Convert the data below into a JSON list of strings, one string per line, skipping blank lines. Leave the pictures out of your answer.

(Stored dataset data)
-*-

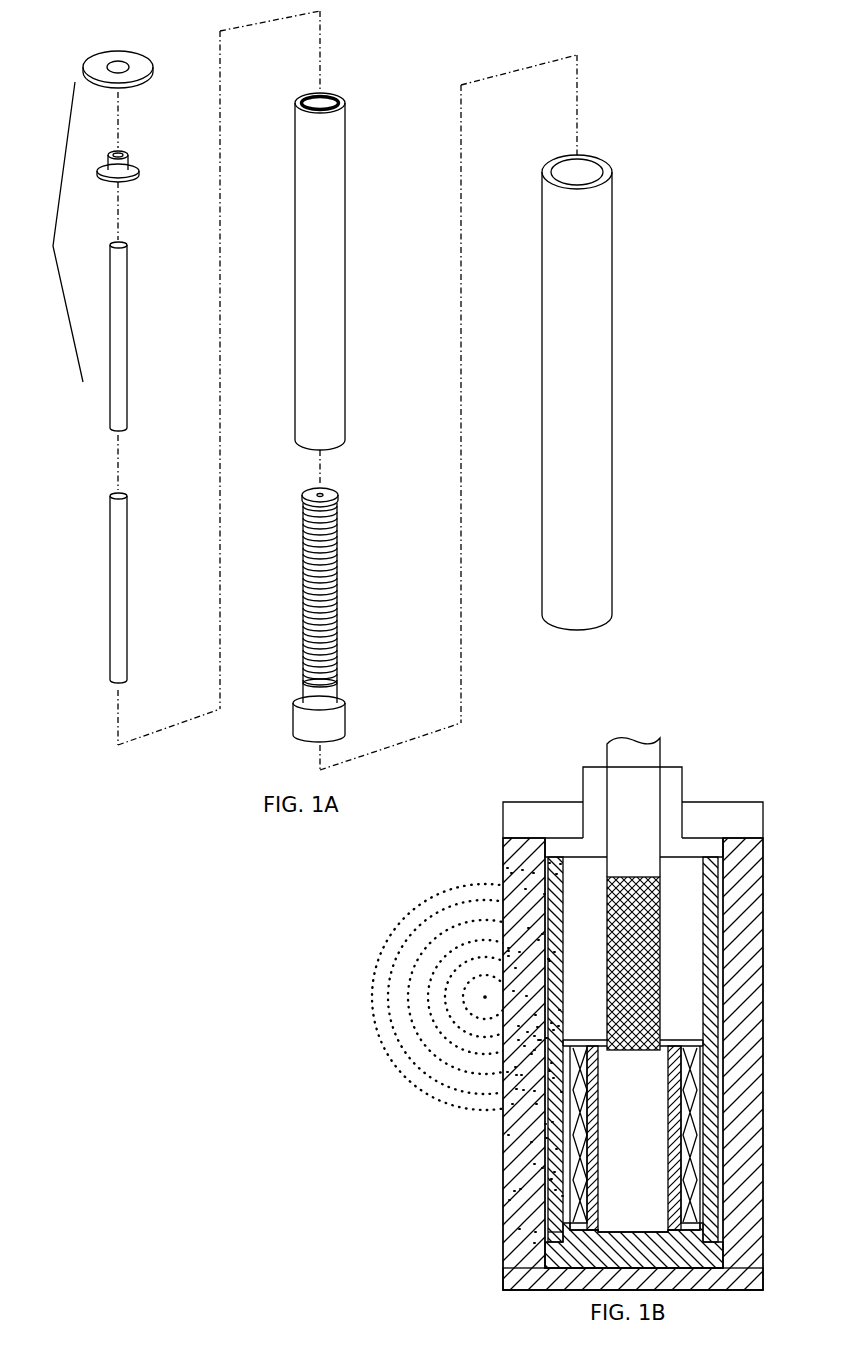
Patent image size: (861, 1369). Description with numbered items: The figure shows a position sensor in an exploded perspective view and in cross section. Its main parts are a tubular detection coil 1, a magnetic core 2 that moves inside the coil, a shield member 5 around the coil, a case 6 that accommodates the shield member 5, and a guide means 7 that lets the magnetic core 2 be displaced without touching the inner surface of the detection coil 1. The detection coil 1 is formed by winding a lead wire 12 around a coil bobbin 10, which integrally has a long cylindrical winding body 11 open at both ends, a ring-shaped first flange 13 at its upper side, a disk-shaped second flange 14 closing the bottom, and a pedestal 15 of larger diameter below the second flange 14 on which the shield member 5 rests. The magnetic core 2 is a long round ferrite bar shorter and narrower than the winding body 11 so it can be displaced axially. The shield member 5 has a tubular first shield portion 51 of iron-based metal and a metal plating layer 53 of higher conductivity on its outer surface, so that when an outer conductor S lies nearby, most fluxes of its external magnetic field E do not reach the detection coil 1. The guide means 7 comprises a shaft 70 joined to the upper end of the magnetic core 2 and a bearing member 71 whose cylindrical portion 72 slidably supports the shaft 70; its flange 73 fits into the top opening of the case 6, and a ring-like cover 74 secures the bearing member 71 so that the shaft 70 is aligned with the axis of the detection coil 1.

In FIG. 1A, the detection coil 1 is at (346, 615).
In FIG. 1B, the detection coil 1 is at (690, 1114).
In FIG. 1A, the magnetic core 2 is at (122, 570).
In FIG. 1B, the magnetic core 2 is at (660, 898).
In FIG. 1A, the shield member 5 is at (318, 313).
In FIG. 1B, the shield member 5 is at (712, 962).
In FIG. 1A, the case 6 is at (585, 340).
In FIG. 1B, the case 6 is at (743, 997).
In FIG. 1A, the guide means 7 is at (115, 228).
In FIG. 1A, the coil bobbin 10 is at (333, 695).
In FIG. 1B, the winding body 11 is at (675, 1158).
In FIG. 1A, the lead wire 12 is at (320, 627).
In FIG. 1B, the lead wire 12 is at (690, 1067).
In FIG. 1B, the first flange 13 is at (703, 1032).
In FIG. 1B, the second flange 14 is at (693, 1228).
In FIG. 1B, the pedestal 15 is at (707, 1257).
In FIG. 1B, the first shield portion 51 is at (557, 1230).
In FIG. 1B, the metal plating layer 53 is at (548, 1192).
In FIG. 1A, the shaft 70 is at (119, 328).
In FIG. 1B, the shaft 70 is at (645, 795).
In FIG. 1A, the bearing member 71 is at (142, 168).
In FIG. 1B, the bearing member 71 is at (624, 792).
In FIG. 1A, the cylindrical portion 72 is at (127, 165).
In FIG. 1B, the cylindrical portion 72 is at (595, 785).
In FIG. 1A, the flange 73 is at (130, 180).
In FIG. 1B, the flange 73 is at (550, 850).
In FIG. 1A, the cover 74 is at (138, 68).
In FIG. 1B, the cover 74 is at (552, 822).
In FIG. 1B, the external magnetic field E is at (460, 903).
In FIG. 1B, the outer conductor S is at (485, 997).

-*-

■ Final answer
[
  "Patent image size: (861, 1369). Description with numbered items: The figure shows a position sensor in an exploded perspective view and in cross section. Its main parts are a tubular detection coil 1, a magnetic core 2 that moves inside the coil, a shield member 5 around the coil, a case 6 that accommodates the shield member 5, and a guide means 7 that lets the magnetic core 2 be displaced without touching the inner surface of the detection coil 1. The detection coil 1 is formed by winding a lead wire 12 around a coil bobbin 10, which integrally has a long cylindrical winding body 11 open at both ends, a ring-shaped first flange 13 at its upper side, a disk-shaped second flange 14 closing the bottom, and a pedestal 15 of larger diameter below the second flange 14 on which the shield member 5 rests. The magnetic core 2 is a long round ferrite bar shorter and narrower than the winding body 11 so it can be displaced axially. The shield member 5 has a tubular first shield portion 51 of iron-based metal and a metal plating layer 53 of higher conductivity on its outer surface, so that when an outer conductor S lies nearby, most fluxes of its external magnetic field E do not reach the detection coil 1. The guide means 7 comprises a shaft 70 joined to the upper end of the magnetic core 2 and a bearing member 71 whose cylindrical portion 72 slidably supports the shaft 70; its flange 73 fits into the top opening of the case 6, and a ring-like cover 74 secures the bearing member 71 so that the shaft 70 is aligned with the axis of the detection coil 1.",
  "In FIG. 1A, the detection coil 1 is at (346, 615).",
  "In FIG. 1B, the detection coil 1 is at (690, 1114).",
  "In FIG. 1A, the magnetic core 2 is at (122, 570).",
  "In FIG. 1B, the magnetic core 2 is at (660, 898).",
  "In FIG. 1A, the shield member 5 is at (318, 313).",
  "In FIG. 1B, the shield member 5 is at (712, 962).",
  "In FIG. 1A, the case 6 is at (585, 340).",
  "In FIG. 1B, the case 6 is at (743, 997).",
  "In FIG. 1A, the guide means 7 is at (115, 228).",
  "In FIG. 1A, the coil bobbin 10 is at (333, 695).",
  "In FIG. 1B, the winding body 11 is at (675, 1158).",
  "In FIG. 1A, the lead wire 12 is at (320, 627).",
  "In FIG. 1B, the lead wire 12 is at (690, 1067).",
  "In FIG. 1B, the first flange 13 is at (703, 1032).",
  "In FIG. 1B, the second flange 14 is at (693, 1228).",
  "In FIG. 1B, the pedestal 15 is at (707, 1257).",
  "In FIG. 1B, the first shield portion 51 is at (557, 1230).",
  "In FIG. 1B, the metal plating layer 53 is at (548, 1192).",
  "In FIG. 1A, the shaft 70 is at (119, 328).",
  "In FIG. 1B, the shaft 70 is at (645, 795).",
  "In FIG. 1A, the bearing member 71 is at (142, 168).",
  "In FIG. 1B, the bearing member 71 is at (624, 792).",
  "In FIG. 1A, the cylindrical portion 72 is at (127, 165).",
  "In FIG. 1B, the cylindrical portion 72 is at (595, 785).",
  "In FIG. 1A, the flange 73 is at (130, 180).",
  "In FIG. 1B, the flange 73 is at (550, 850).",
  "In FIG. 1A, the cover 74 is at (138, 68).",
  "In FIG. 1B, the cover 74 is at (552, 822).",
  "In FIG. 1B, the external magnetic field E is at (460, 903).",
  "In FIG. 1B, the outer conductor S is at (485, 997)."
]